> _Data_:
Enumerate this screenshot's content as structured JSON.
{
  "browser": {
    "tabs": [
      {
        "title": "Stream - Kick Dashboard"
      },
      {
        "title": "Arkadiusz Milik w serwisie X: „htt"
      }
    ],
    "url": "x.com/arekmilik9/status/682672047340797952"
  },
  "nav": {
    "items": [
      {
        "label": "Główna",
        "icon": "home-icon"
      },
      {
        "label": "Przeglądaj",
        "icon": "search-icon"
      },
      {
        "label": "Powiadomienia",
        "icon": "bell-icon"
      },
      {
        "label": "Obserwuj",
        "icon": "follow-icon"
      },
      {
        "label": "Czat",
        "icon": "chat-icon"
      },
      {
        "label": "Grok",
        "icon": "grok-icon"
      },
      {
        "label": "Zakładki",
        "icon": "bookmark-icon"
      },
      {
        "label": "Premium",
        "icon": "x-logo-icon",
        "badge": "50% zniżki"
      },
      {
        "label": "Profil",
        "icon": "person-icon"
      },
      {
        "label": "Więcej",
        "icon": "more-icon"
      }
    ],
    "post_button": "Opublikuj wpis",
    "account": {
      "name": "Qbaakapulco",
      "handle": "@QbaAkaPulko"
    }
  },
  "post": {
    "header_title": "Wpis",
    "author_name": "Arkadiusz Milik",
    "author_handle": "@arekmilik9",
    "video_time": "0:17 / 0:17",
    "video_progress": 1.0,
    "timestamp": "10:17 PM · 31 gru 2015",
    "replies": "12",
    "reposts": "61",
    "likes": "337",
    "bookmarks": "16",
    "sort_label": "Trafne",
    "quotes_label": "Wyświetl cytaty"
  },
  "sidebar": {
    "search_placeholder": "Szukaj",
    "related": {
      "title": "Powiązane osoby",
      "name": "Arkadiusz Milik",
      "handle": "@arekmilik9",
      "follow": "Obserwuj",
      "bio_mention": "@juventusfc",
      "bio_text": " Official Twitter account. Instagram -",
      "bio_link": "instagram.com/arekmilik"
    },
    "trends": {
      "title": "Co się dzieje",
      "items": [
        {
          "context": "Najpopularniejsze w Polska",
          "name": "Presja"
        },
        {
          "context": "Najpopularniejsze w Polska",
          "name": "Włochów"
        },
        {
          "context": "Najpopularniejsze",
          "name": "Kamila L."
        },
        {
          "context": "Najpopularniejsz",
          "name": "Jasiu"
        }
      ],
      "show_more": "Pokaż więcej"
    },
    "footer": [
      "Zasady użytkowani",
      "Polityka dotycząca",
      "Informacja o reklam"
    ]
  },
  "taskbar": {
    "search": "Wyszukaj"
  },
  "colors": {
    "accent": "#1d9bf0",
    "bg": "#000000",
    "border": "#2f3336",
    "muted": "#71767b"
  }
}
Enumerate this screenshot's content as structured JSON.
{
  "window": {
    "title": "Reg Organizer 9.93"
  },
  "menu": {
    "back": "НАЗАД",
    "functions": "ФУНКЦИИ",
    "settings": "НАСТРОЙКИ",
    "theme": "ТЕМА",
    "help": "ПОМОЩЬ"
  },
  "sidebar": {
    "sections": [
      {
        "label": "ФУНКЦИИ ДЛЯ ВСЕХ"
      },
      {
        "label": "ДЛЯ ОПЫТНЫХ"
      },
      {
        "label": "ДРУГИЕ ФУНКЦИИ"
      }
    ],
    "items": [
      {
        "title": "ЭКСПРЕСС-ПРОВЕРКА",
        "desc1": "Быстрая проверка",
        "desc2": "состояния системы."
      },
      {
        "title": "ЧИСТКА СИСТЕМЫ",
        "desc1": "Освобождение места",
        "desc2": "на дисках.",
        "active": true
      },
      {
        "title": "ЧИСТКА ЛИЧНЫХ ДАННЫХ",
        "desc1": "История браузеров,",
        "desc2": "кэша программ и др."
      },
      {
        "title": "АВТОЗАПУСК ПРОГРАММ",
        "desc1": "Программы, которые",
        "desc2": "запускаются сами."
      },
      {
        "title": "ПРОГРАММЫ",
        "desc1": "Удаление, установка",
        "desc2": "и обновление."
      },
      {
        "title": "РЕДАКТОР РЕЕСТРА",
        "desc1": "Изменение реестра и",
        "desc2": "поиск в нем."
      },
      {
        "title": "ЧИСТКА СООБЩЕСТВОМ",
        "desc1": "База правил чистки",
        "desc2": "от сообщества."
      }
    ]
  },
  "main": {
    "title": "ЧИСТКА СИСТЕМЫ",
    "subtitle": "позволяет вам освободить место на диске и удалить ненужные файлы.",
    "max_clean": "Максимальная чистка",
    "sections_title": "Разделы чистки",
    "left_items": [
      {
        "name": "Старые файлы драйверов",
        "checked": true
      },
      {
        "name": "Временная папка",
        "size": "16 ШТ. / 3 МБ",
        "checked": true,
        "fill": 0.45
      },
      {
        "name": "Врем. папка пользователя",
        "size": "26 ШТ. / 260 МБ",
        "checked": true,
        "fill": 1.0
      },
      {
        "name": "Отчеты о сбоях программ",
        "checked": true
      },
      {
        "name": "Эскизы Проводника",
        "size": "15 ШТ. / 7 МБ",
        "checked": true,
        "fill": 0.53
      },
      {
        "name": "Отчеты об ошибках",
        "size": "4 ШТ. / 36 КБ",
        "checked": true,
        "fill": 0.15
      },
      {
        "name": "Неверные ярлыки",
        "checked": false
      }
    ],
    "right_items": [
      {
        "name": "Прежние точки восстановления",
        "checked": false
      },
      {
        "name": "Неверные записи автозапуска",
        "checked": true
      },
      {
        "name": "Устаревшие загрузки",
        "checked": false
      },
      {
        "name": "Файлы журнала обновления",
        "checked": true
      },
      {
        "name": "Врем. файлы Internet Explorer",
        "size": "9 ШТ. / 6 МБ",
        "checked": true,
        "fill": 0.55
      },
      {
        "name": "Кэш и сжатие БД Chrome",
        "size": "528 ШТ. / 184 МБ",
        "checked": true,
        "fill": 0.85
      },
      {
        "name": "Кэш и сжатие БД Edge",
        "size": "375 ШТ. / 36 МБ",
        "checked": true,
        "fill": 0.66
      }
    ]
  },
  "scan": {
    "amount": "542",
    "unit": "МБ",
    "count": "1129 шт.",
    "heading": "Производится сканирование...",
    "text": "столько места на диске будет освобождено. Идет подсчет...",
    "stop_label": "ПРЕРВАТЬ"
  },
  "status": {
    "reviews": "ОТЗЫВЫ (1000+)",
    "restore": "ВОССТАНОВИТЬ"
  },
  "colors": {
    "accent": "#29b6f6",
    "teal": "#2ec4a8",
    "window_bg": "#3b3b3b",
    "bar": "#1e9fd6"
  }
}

> _What is expected_: Extract the data in full. Keep it word for word.

> _Final result_:
Enumerate this screenshot's content as structured JSON.
{
  "browser": {
    "tabs": [
      {
        "title": "Stream - Kick Dashboard"
      },
      {
        "title": "Arkadiusz Milik w serwisie X: „htt"
      }
    ],
    "url": "x.com/arekmilik9/status/682672047340797952"
  },
  "nav": {
    "items": [
      {
        "label": "Główna",
        "icon": "home-icon"
      },
      {
        "label": "Przeglądaj",
        "icon": "search-icon"
      },
      {
        "label": "Powiadomienia",
        "icon": "bell-icon"
      },
      {
        "label": "Obserwuj",
        "icon": "follow-icon"
      },
      {
        "label": "Czat",
        "icon": "chat-icon"
      },
      {
        "label": "Grok",
        "icon": "grok-icon"
      },
      {
        "label": "Zakładki",
        "icon": "bookmark-icon"
      },
      {
        "label": "Premium",
        "icon": "x-logo-icon",
        "badge": "50% zniżki"
      },
      {
        "label": "Profil",
        "icon": "person-icon"
      },
      {
        "label": "Więcej",
        "icon": "more-icon"
      }
    ],
    "post_button": "Opublikuj wpis",
    "account": {
      "name": "Qbaakapulco",
      "handle": "@QbaAkaPulko"
    }
  },
  "post": {
    "header_title": "Wpis",
    "author_name": "Arkadiusz Milik",
    "author_handle": "@arekmilik9",
    "video_time": "0:17 / 0:17",
    "video_progress": 1.0,
    "timestamp": "10:17 PM · 31 gru 2015",
    "replies": "12",
    "reposts": "61",
    "likes": "337",
    "bookmarks": "16",
    "sort_label": "Trafne",
    "quotes_label": "Wyświetl cytaty"
  },
  "sidebar": {
    "search_placeholder": "Szukaj",
    "related": {
      "title": "Powiązane osoby",
      "name": "Arkadiusz Milik",
      "handle": "@arekmilik9",
      "follow": "Obserwuj",
      "bio_mention": "@juventusfc",
      "bio_text": " Official Twitter account. Instagram -",
      "bio_link": "instagram.com/arekmilik"
    },
    "trends": {
      "title": "Co się dzieje",
      "items": [
        {
          "context": "Najpopularniejsze w Polska",
          "name": "Presja"
        },
        {
          "context": "Najpopularniejsze w Polska",
          "name": "Włochów"
        },
        {
          "context": "Najpopularniejsze",
          "name": "Kamila L."
        },
        {
          "context": "Najpopularniejsz",
          "name": "Jasiu"
        }
      ],
      "show_more": "Pokaż więcej"
    },
    "footer": [
      "Zasady użytkowani",
      "Polityka dotycząca",
      "Informacja o reklam"
    ]
  },
  "taskbar": {
    "search": "Wyszukaj"
  },
  "colors": {
    "accent": "#1d9bf0",
    "bg": "#000000",
    "border": "#2f3336",
    "muted": "#71767b"
  }
}
Enumerate this screenshot's content as structured JSON.
{
  "window": {
    "title": "Reg Organizer 9.93"
  },
  "menu": {
    "back": "НАЗАД",
    "functions": "ФУНКЦИИ",
    "settings": "НАСТРОЙКИ",
    "theme": "ТЕМА",
    "help": "ПОМОЩЬ"
  },
  "sidebar": {
    "sections": [
      {
        "label": "ФУНКЦИИ ДЛЯ ВСЕХ"
      },
      {
        "label": "ДЛЯ ОПЫТНЫХ"
      },
      {
        "label": "ДРУГИЕ ФУНКЦИИ"
      }
    ],
    "items": [
      {
        "title": "ЭКСПРЕСС-ПРОВЕРКА",
        "desc1": "Быстрая проверка",
        "desc2": "состояния системы."
      },
      {
        "title": "ЧИСТКА СИСТЕМЫ",
        "desc1": "Освобождение места",
        "desc2": "на дисках.",
        "active": true
      },
      {
        "title": "ЧИСТКА ЛИЧНЫХ ДАННЫХ",
        "desc1": "История браузеров,",
        "desc2": "кэша программ и др."
      },
      {
        "title": "АВТОЗАПУСК ПРОГРАММ",
        "desc1": "Программы, которые",
        "desc2": "запускаются сами."
      },
      {
        "title": "ПРОГРАММЫ",
        "desc1": "Удаление, установка",
        "desc2": "и обновление."
      },
      {
        "title": "РЕДАКТОР РЕЕСТРА",
        "desc1": "Изменение реестра и",
        "desc2": "поиск в нем."
      },
      {
        "title": "ЧИСТКА СООБЩЕСТВОМ",
        "desc1": "База правил чистки",
        "desc2": "от сообщества."
      }
    ]
  },
  "main": {
    "title": "ЧИСТКА СИСТЕМЫ",
    "subtitle": "позволяет вам освободить место на диске и удалить ненужные файлы.",
    "max_clean": "Максимальная чистка",
    "sections_title": "Разделы чистки",
    "left_items": [
      {
        "name": "Старые файлы драйверов",
        "checked": true
      },
      {
        "name": "Временная папка",
        "size": "16 ШТ. / 3 МБ",
        "checked": true,
        "fill": 0.45
      },
      {
        "name": "Врем. папка пользователя",
        "size": "26 ШТ. / 260 МБ",
        "checked": true,
        "fill": 1.0
      },
      {
        "name": "Отчеты о сбоях программ",
        "checked": true
      },
      {
        "name": "Эскизы Проводника",
        "size": "15 ШТ. / 7 МБ",
        "checked": true,
        "fill": 0.53
      },
      {
        "name": "Отчеты об ошибках",
        "size": "4 ШТ. / 36 КБ",
        "checked": true,
        "fill": 0.15
      },
      {
        "name": "Неверные ярлыки",
        "checked": false
      }
    ],
    "right_items": [
      {
        "name": "Прежние точки восстановления",
        "checked": false
      },
      {
        "name": "Неверные записи автозапуска",
        "checked": true
      },
      {
        "name": "Устаревшие загрузки",
        "checked": false
      },
      {
        "name": "Файлы журнала обновления",
        "checked": true
      },
      {
        "name": "Врем. файлы Internet Explorer",
        "size": "9 ШТ. / 6 МБ",
        "checked": true,
        "fill": 0.55
      },
      {
        "name": "Кэш и сжатие БД Chrome",
        "size": "528 ШТ. / 184 МБ",
        "checked": true,
        "fill": 0.85
      },
      {
        "name": "Кэш и сжатие БД Edge",
        "size": "375 ШТ. / 36 МБ",
        "checked": true,
        "fill": 0.66
      }
    ]
  },
  "scan": {
    "amount": "542",
    "unit": "МБ",
    "count": "1129 шт.",
    "heading": "Производится сканирование...",
    "text": "столько места на диске будет освобождено. Идет подсчет...",
    "stop_label": "ПРЕРВАТЬ"
  },
  "status": {
    "reviews": "ОТЗЫВЫ (1000+)",
    "restore": "ВОССТАНОВИТЬ"
  },
  "colors": {
    "accent": "#29b6f6",
    "teal": "#2ec4a8",
    "window_bg": "#3b3b3b",
    "bar": "#1e9fd6"
  }
}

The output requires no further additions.